Data collected from a collection

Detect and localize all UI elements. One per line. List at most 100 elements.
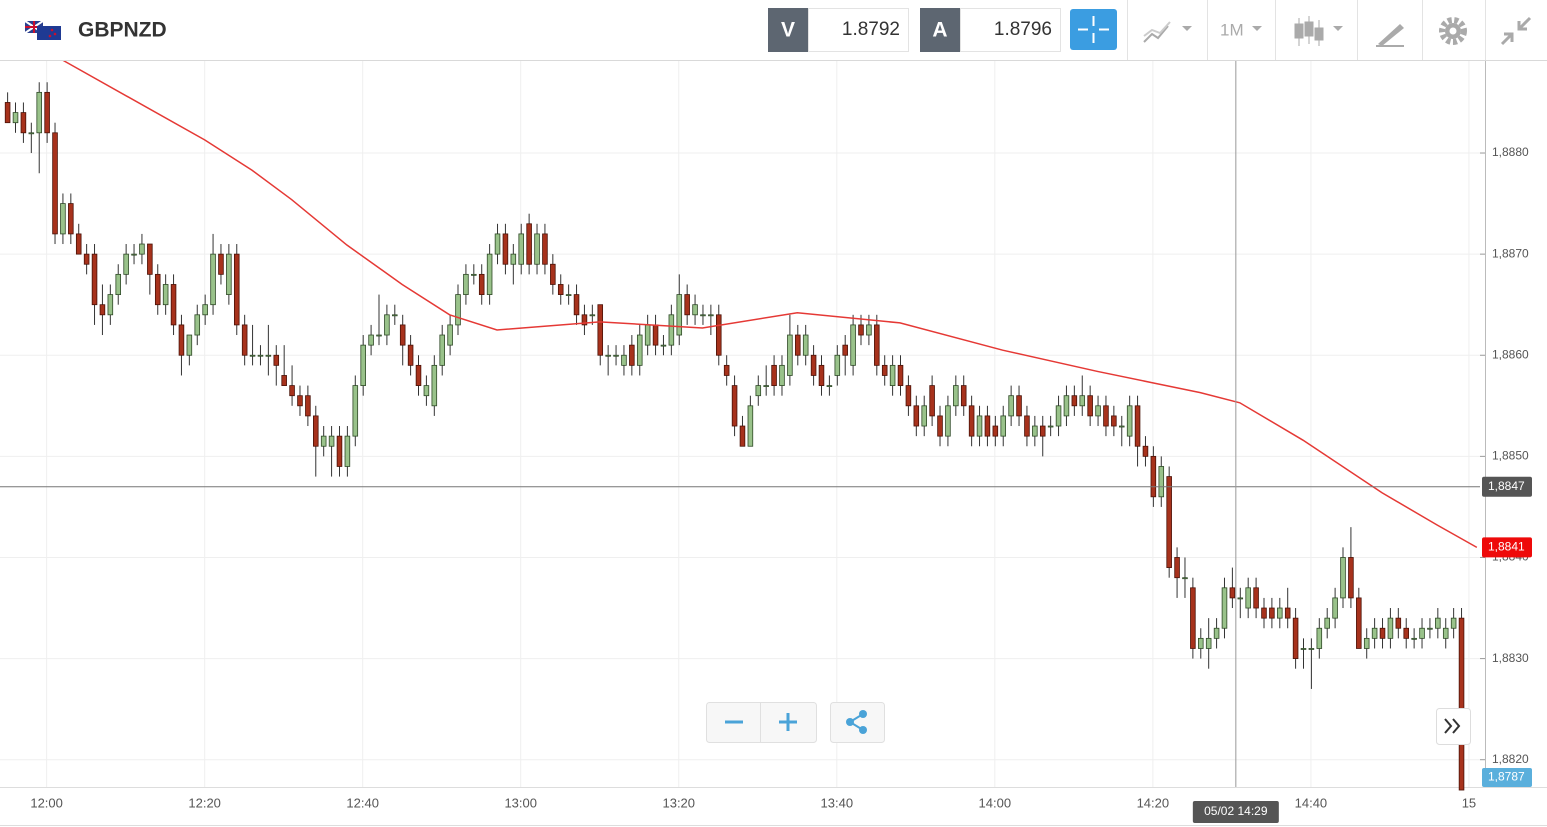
candle-body (75, 233, 82, 255)
candle-body (636, 334, 643, 366)
candle-body (826, 385, 833, 387)
candle-body (328, 435, 335, 447)
candle-body (1308, 648, 1315, 650)
candle-body (1158, 466, 1165, 498)
candle-body (692, 304, 698, 316)
candle-body (526, 223, 532, 265)
drawing-button[interactable] (1376, 24, 1404, 47)
candle-body (1016, 395, 1022, 417)
candle-body (984, 415, 991, 437)
candle-body (186, 334, 193, 356)
candle-body (534, 233, 540, 265)
candle-body (1387, 617, 1394, 639)
candle-body (91, 253, 98, 306)
candle-body (557, 284, 564, 295)
candle-body (953, 385, 959, 407)
crosshair-button[interactable] (1070, 9, 1117, 50)
candle-body (1221, 587, 1228, 629)
candle-body (123, 253, 129, 275)
candle-body (1047, 425, 1054, 428)
candle-body (905, 385, 912, 407)
candle-body (992, 425, 999, 437)
y-tick-label: 1,8860 (1492, 347, 1529, 361)
candle-body (494, 233, 501, 255)
candle-body (1403, 627, 1409, 639)
candle-body (771, 364, 777, 386)
y-tick-label: 1,8850 (1492, 449, 1529, 463)
last-price-label: 1,8787 (1488, 770, 1525, 784)
x-tick-label: 13:40 (821, 795, 854, 810)
candle-body (1087, 395, 1093, 417)
x-tick-label: 12:00 (30, 795, 63, 810)
candle-body (787, 334, 793, 376)
candle-body (463, 273, 469, 295)
candle-body (218, 253, 224, 275)
candle-body (1134, 405, 1141, 447)
candle-body (700, 314, 706, 317)
candle-body (968, 405, 975, 437)
candle-body (1213, 627, 1220, 639)
zoom-controls[interactable] (706, 702, 817, 743)
candle-body (1300, 648, 1307, 650)
candle-body (52, 132, 58, 235)
share-button[interactable] (830, 702, 885, 743)
scroll-to-end-button[interactable] (1436, 708, 1471, 745)
chart-type-button[interactable] (1294, 16, 1343, 46)
candle-body (1253, 587, 1259, 609)
candle-body (352, 385, 359, 437)
x-tick-label: 13:00 (504, 795, 537, 810)
candle-body (1229, 587, 1236, 599)
candle-body (960, 385, 967, 407)
candle-body (202, 304, 208, 316)
candle-body (1419, 627, 1425, 639)
candle-body (154, 273, 161, 306)
candle-body (28, 132, 35, 135)
candle-body (858, 324, 864, 336)
candle-body (1150, 455, 1157, 498)
candle-body (550, 263, 556, 285)
candle-body (210, 253, 216, 306)
candle-body (1103, 405, 1109, 427)
candle-body (313, 415, 319, 447)
candle-body (660, 344, 667, 347)
sell-button[interactable]: V 1.8792 (768, 8, 909, 52)
candle-body (1340, 557, 1346, 599)
candle-body (1063, 395, 1070, 417)
candle-body (1039, 425, 1046, 437)
candle-body (289, 385, 295, 397)
candle-body (478, 273, 485, 295)
candle-body (281, 375, 287, 386)
candle-body (265, 354, 272, 357)
candle-body (399, 324, 406, 346)
x-tick-label: 13:20 (662, 795, 695, 810)
candle-body (708, 314, 714, 317)
x-tick-label: 12:20 (188, 795, 221, 810)
buy-label: A (932, 19, 947, 42)
crosshair-x-label-box (1192, 801, 1279, 823)
crosshair-x-label: 05/02 14:29 (1204, 804, 1268, 818)
candle-body (945, 405, 951, 437)
candle-body (273, 354, 280, 366)
candle-body (1324, 617, 1330, 629)
buy-button[interactable]: A 1.8796 (920, 8, 1061, 52)
x-tick-label: 14:00 (979, 795, 1012, 810)
candle-body (423, 385, 430, 397)
settings-button[interactable] (1439, 17, 1467, 45)
candle-body (747, 405, 754, 447)
candle-body (83, 253, 90, 265)
indicators-button[interactable] (1143, 21, 1192, 43)
candle-body (715, 314, 722, 356)
candle-body (1284, 607, 1291, 619)
candle-body (4, 102, 11, 124)
candle-body (1079, 395, 1086, 407)
timeframe-button[interactable]: 1M (1220, 20, 1262, 39)
candle-body (842, 344, 848, 356)
candle-body (1000, 415, 1007, 437)
collapse-button[interactable] (1500, 16, 1532, 46)
candle-body (1411, 637, 1417, 640)
candle-body (60, 203, 66, 235)
candle-body (1363, 637, 1370, 649)
candle-body (589, 314, 596, 317)
candle-body (376, 334, 382, 337)
candle-body (305, 395, 311, 417)
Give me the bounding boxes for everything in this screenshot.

__WRITTEN PROBLEM__:
Reproduce the rows between the line holding "candle-body (75, 233, 82, 255)" and the line holding "candle-body (202, 304, 208, 316)", inclusive.

__PROBLEM SOLUTION__:
candle-body (75, 233, 82, 255)
candle-body (636, 334, 643, 366)
candle-body (826, 385, 833, 387)
candle-body (328, 435, 335, 447)
candle-body (1308, 648, 1315, 650)
candle-body (1158, 466, 1165, 498)
candle-body (692, 304, 698, 316)
candle-body (526, 223, 532, 265)
drawing-button[interactable] (1376, 24, 1404, 47)
candle-body (1016, 395, 1022, 417)
candle-body (984, 415, 991, 437)
candle-body (186, 334, 193, 356)
candle-body (534, 233, 540, 265)
candle-body (1387, 617, 1394, 639)
candle-body (91, 253, 98, 306)
candle-body (557, 284, 564, 295)
candle-body (953, 385, 959, 407)
crosshair-button[interactable] (1070, 9, 1117, 50)
candle-body (1221, 587, 1228, 629)
candle-body (123, 253, 129, 275)
candle-body (1047, 425, 1054, 428)
candle-body (905, 385, 912, 407)
candle-body (992, 425, 999, 437)
y-tick-label: 1,8860 (1492, 347, 1529, 361)
candle-body (494, 233, 501, 255)
candle-body (1403, 627, 1409, 639)
candle-body (771, 364, 777, 386)
y-tick-label: 1,8850 (1492, 449, 1529, 463)
last-price-label: 1,8787 (1488, 770, 1525, 784)
x-tick-label: 13:40 (821, 795, 854, 810)
candle-body (1087, 395, 1093, 417)
x-tick-label: 12:00 (30, 795, 63, 810)
candle-body (787, 334, 793, 376)
candle-body (463, 273, 469, 295)
candle-body (218, 253, 224, 275)
candle-body (1134, 405, 1141, 447)
candle-body (700, 314, 706, 317)
candle-body (968, 405, 975, 437)
candle-body (1213, 627, 1220, 639)
zoom-controls[interactable] (706, 702, 817, 743)
candle-body (1300, 648, 1307, 650)
candle-body (52, 132, 58, 235)
share-button[interactable] (830, 702, 885, 743)
scroll-to-end-button[interactable] (1436, 708, 1471, 745)
chart-type-button[interactable] (1294, 16, 1343, 46)
candle-body (1253, 587, 1259, 609)
candle-body (352, 385, 359, 437)
x-tick-label: 13:00 (504, 795, 537, 810)
candle-body (1229, 587, 1236, 599)
candle-body (960, 385, 967, 407)
candle-body (202, 304, 208, 316)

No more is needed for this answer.